What the exercise asks
Extract the text of every entry below exactly; leave images out.

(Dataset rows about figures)
-- start --
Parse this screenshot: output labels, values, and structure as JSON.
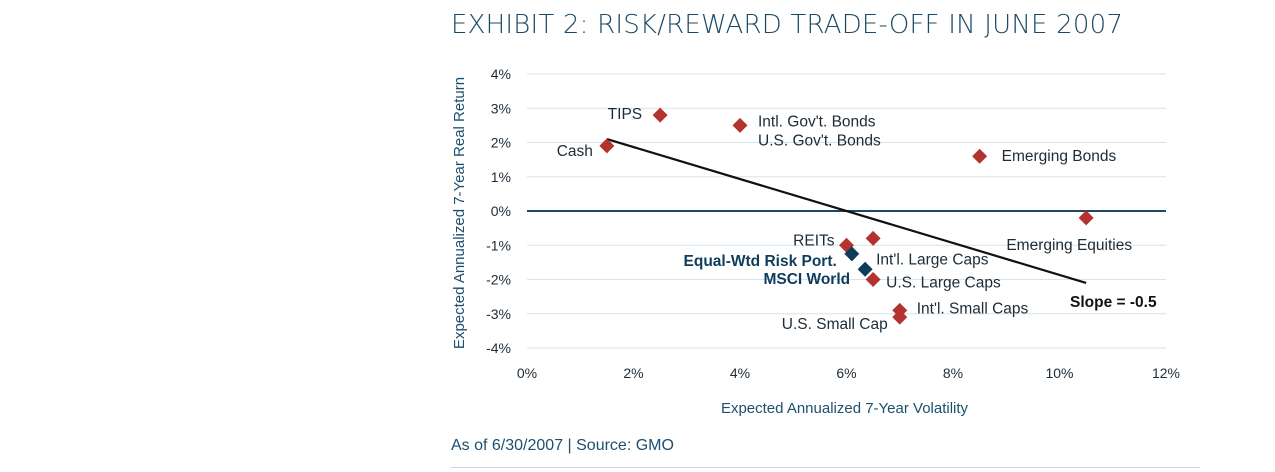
{
  "title": "EXHIBIT 2: RISK/REWARD TRADE-OFF IN JUNE 2007",
  "footer": {
    "source": "As of 6/30/2007 | Source: GMO"
  },
  "colors": {
    "asset": "#b5332e",
    "portfolio": "#0e3d5c",
    "zero_line": "#1c4a66",
    "grid": "#d6e4ec",
    "fit_line": "#111111"
  },
  "chart_data": {
    "type": "scatter",
    "xlabel": "Expected Annualized 7-Year Volatility",
    "ylabel": "Expected Annualized 7-Year Real Return",
    "xlim": [
      0,
      12
    ],
    "ylim": [
      -4,
      4
    ],
    "x_ticks": [
      0,
      2,
      4,
      6,
      8,
      10,
      12
    ],
    "y_ticks": [
      4,
      3,
      2,
      1,
      0,
      -1,
      -2,
      -3,
      -4
    ],
    "x_tick_labels": [
      "0%",
      "2%",
      "4%",
      "6%",
      "8%",
      "10%",
      "12%"
    ],
    "y_tick_labels": [
      "4%",
      "3%",
      "2%",
      "1%",
      "0%",
      "-1%",
      "-2%",
      "-3%",
      "-4%"
    ],
    "grid": true,
    "series": [
      {
        "group": "asset",
        "points": [
          {
            "label": "TIPS",
            "x": 2.5,
            "y": 2.8
          },
          {
            "label": "Cash",
            "x": 1.5,
            "y": 1.9
          },
          {
            "label": "Intl. Gov't. Bonds",
            "x": 4.0,
            "y": 2.5
          },
          {
            "label": "U.S. Gov't. Bonds",
            "x": 4.0,
            "y": 2.5
          },
          {
            "label": "Emerging Bonds",
            "x": 8.5,
            "y": 1.6
          },
          {
            "label": "Emerging Equities",
            "x": 10.5,
            "y": -0.2
          },
          {
            "label": "REITs",
            "x": 6.0,
            "y": -1.0
          },
          {
            "label": "Int'l. Large Caps",
            "x": 6.5,
            "y": -0.8
          },
          {
            "label": "U.S. Large Caps",
            "x": 6.5,
            "y": -2.0
          },
          {
            "label": "Int'l. Small Caps",
            "x": 7.0,
            "y": -2.9
          },
          {
            "label": "U.S. Small Cap",
            "x": 7.0,
            "y": -3.1
          }
        ]
      },
      {
        "group": "portfolio",
        "points": [
          {
            "label": "Equal-Wtd Risk Port.",
            "x": 6.1,
            "y": -1.25
          },
          {
            "label": "MSCI World",
            "x": 6.35,
            "y": -1.7
          }
        ]
      }
    ],
    "trend_line": {
      "label": "Slope = -0.5",
      "from": [
        1.5,
        2.1
      ],
      "to": [
        10.5,
        -2.1
      ]
    }
  }
}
-- end --
Result for this exercise
Parse this screenshot: output labels, values, and structure as JSON.
{
  "title": "EXHIBIT 2: RISK/REWARD TRADE-OFF IN JUNE 2007",
  "footer": {
    "source": "As of 6/30/2007 | Source: GMO"
  },
  "colors": {
    "asset": "#b5332e",
    "portfolio": "#0e3d5c",
    "zero_line": "#1c4a66",
    "grid": "#d6e4ec",
    "fit_line": "#111111"
  },
  "chart_data": {
    "type": "scatter",
    "xlabel": "Expected Annualized 7-Year Volatility",
    "ylabel": "Expected Annualized 7-Year Real Return",
    "xlim": [
      0,
      12
    ],
    "ylim": [
      -4,
      4
    ],
    "x_ticks": [
      0,
      2,
      4,
      6,
      8,
      10,
      12
    ],
    "y_ticks": [
      4,
      3,
      2,
      1,
      0,
      -1,
      -2,
      -3,
      -4
    ],
    "x_tick_labels": [
      "0%",
      "2%",
      "4%",
      "6%",
      "8%",
      "10%",
      "12%"
    ],
    "y_tick_labels": [
      "4%",
      "3%",
      "2%",
      "1%",
      "0%",
      "-1%",
      "-2%",
      "-3%",
      "-4%"
    ],
    "grid": true,
    "series": [
      {
        "group": "asset",
        "points": [
          {
            "label": "TIPS",
            "x": 2.5,
            "y": 2.8
          },
          {
            "label": "Cash",
            "x": 1.5,
            "y": 1.9
          },
          {
            "label": "Intl. Gov't. Bonds",
            "x": 4.0,
            "y": 2.5
          },
          {
            "label": "U.S. Gov't. Bonds",
            "x": 4.0,
            "y": 2.5
          },
          {
            "label": "Emerging Bonds",
            "x": 8.5,
            "y": 1.6
          },
          {
            "label": "Emerging Equities",
            "x": 10.5,
            "y": -0.2
          },
          {
            "label": "REITs",
            "x": 6.0,
            "y": -1.0
          },
          {
            "label": "Int'l. Large Caps",
            "x": 6.5,
            "y": -0.8
          },
          {
            "label": "U.S. Large Caps",
            "x": 6.5,
            "y": -2.0
          },
          {
            "label": "Int'l. Small Caps",
            "x": 7.0,
            "y": -2.9
          },
          {
            "label": "U.S. Small Cap",
            "x": 7.0,
            "y": -3.1
          }
        ]
      },
      {
        "group": "portfolio",
        "points": [
          {
            "label": "Equal-Wtd Risk Port.",
            "x": 6.1,
            "y": -1.25
          },
          {
            "label": "MSCI World",
            "x": 6.35,
            "y": -1.7
          }
        ]
      }
    ],
    "trend_line": {
      "label": "Slope = -0.5",
      "from": [
        1.5,
        2.1
      ],
      "to": [
        10.5,
        -2.1
      ]
    }
  }
}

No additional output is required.